Task —
Produce the listing below again, exactly as shown.
══ Stored data ══
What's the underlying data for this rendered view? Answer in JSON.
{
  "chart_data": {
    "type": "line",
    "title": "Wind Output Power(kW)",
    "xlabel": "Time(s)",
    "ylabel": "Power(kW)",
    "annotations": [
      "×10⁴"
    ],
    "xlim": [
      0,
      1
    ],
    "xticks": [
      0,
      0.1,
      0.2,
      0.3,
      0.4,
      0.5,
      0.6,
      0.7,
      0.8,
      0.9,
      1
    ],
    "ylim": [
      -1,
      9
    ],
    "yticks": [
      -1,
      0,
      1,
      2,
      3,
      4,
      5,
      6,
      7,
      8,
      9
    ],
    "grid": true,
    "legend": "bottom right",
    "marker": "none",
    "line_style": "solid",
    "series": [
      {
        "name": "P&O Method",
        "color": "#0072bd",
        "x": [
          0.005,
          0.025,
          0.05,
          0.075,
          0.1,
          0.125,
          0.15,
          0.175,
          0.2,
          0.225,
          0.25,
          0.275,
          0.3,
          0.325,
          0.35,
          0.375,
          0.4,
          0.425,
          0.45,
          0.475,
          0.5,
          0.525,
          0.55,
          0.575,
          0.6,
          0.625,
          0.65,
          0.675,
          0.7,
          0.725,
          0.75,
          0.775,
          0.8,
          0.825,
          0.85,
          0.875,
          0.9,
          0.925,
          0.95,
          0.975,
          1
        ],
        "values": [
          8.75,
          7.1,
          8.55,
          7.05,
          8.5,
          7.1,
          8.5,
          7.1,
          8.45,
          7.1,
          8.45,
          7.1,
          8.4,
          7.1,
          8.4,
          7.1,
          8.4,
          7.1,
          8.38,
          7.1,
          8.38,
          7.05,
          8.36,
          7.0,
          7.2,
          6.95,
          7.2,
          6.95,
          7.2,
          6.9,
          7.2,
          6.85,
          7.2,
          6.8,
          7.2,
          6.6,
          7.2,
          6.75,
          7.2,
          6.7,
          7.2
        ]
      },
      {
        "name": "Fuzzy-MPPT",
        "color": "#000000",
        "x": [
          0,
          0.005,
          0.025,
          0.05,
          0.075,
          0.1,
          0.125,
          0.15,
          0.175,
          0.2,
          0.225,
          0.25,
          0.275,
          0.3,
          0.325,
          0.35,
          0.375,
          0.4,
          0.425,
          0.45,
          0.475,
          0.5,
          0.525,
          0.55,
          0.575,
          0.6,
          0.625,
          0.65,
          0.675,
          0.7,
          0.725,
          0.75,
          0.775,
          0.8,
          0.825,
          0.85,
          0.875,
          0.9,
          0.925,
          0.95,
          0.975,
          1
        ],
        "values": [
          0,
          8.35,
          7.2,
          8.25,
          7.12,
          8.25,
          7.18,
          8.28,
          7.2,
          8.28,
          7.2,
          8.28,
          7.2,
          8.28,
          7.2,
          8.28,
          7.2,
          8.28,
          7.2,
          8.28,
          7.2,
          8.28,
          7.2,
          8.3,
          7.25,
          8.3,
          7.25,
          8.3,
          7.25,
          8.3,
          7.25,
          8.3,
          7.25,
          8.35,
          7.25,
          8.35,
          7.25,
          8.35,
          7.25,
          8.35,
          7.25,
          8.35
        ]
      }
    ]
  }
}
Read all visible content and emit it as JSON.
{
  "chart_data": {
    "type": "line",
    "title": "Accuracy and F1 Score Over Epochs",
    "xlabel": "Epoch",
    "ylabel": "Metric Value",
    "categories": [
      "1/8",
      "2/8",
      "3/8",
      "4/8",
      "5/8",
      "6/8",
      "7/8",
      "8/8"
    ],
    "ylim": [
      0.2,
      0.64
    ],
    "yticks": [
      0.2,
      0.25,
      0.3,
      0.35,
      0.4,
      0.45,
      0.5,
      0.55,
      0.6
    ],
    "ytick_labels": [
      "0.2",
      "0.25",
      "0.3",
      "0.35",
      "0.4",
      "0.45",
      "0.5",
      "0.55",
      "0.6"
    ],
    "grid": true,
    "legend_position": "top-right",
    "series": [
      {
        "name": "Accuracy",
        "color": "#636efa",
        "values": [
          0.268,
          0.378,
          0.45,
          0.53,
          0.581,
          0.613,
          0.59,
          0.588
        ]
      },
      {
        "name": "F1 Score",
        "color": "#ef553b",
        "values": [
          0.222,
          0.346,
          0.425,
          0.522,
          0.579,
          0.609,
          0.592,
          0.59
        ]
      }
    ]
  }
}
═══
Final answer —
What's the underlying data for this rendered view? Answer in JSON.
{
  "chart_data": {
    "type": "line",
    "title": "Wind Output Power(kW)",
    "xlabel": "Time(s)",
    "ylabel": "Power(kW)",
    "annotations": [
      "×10⁴"
    ],
    "xlim": [
      0,
      1
    ],
    "xticks": [
      0,
      0.1,
      0.2,
      0.3,
      0.4,
      0.5,
      0.6,
      0.7,
      0.8,
      0.9,
      1
    ],
    "ylim": [
      -1,
      9
    ],
    "yticks": [
      -1,
      0,
      1,
      2,
      3,
      4,
      5,
      6,
      7,
      8,
      9
    ],
    "grid": true,
    "legend": "bottom right",
    "marker": "none",
    "line_style": "solid",
    "series": [
      {
        "name": "P&O Method",
        "color": "#0072bd",
        "x": [
          0.005,
          0.025,
          0.05,
          0.075,
          0.1,
          0.125,
          0.15,
          0.175,
          0.2,
          0.225,
          0.25,
          0.275,
          0.3,
          0.325,
          0.35,
          0.375,
          0.4,
          0.425,
          0.45,
          0.475,
          0.5,
          0.525,
          0.55,
          0.575,
          0.6,
          0.625,
          0.65,
          0.675,
          0.7,
          0.725,
          0.75,
          0.775,
          0.8,
          0.825,
          0.85,
          0.875,
          0.9,
          0.925,
          0.95,
          0.975,
          1
        ],
        "values": [
          8.75,
          7.1,
          8.55,
          7.05,
          8.5,
          7.1,
          8.5,
          7.1,
          8.45,
          7.1,
          8.45,
          7.1,
          8.4,
          7.1,
          8.4,
          7.1,
          8.4,
          7.1,
          8.38,
          7.1,
          8.38,
          7.05,
          8.36,
          7.0,
          7.2,
          6.95,
          7.2,
          6.95,
          7.2,
          6.9,
          7.2,
          6.85,
          7.2,
          6.8,
          7.2,
          6.6,
          7.2,
          6.75,
          7.2,
          6.7,
          7.2
        ]
      },
      {
        "name": "Fuzzy-MPPT",
        "color": "#000000",
        "x": [
          0,
          0.005,
          0.025,
          0.05,
          0.075,
          0.1,
          0.125,
          0.15,
          0.175,
          0.2,
          0.225,
          0.25,
          0.275,
          0.3,
          0.325,
          0.35,
          0.375,
          0.4,
          0.425,
          0.45,
          0.475,
          0.5,
          0.525,
          0.55,
          0.575,
          0.6,
          0.625,
          0.65,
          0.675,
          0.7,
          0.725,
          0.75,
          0.775,
          0.8,
          0.825,
          0.85,
          0.875,
          0.9,
          0.925,
          0.95,
          0.975,
          1
        ],
        "values": [
          0,
          8.35,
          7.2,
          8.25,
          7.12,
          8.25,
          7.18,
          8.28,
          7.2,
          8.28,
          7.2,
          8.28,
          7.2,
          8.28,
          7.2,
          8.28,
          7.2,
          8.28,
          7.2,
          8.28,
          7.2,
          8.28,
          7.2,
          8.3,
          7.25,
          8.3,
          7.25,
          8.3,
          7.25,
          8.3,
          7.25,
          8.3,
          7.25,
          8.35,
          7.25,
          8.35,
          7.25,
          8.35,
          7.25,
          8.35,
          7.25,
          8.35
        ]
      }
    ]
  }
}
Read all visible content and emit it as JSON.
{
  "chart_data": {
    "type": "line",
    "title": "Accuracy and F1 Score Over Epochs",
    "xlabel": "Epoch",
    "ylabel": "Metric Value",
    "categories": [
      "1/8",
      "2/8",
      "3/8",
      "4/8",
      "5/8",
      "6/8",
      "7/8",
      "8/8"
    ],
    "ylim": [
      0.2,
      0.64
    ],
    "yticks": [
      0.2,
      0.25,
      0.3,
      0.35,
      0.4,
      0.45,
      0.5,
      0.55,
      0.6
    ],
    "ytick_labels": [
      "0.2",
      "0.25",
      "0.3",
      "0.35",
      "0.4",
      "0.45",
      "0.5",
      "0.55",
      "0.6"
    ],
    "grid": true,
    "legend_position": "top-right",
    "series": [
      {
        "name": "Accuracy",
        "color": "#636efa",
        "values": [
          0.268,
          0.378,
          0.45,
          0.53,
          0.581,
          0.613,
          0.59,
          0.588
        ]
      },
      {
        "name": "F1 Score",
        "color": "#ef553b",
        "values": [
          0.222,
          0.346,
          0.425,
          0.522,
          0.579,
          0.609,
          0.592,
          0.59
        ]
      }
    ]
  }
}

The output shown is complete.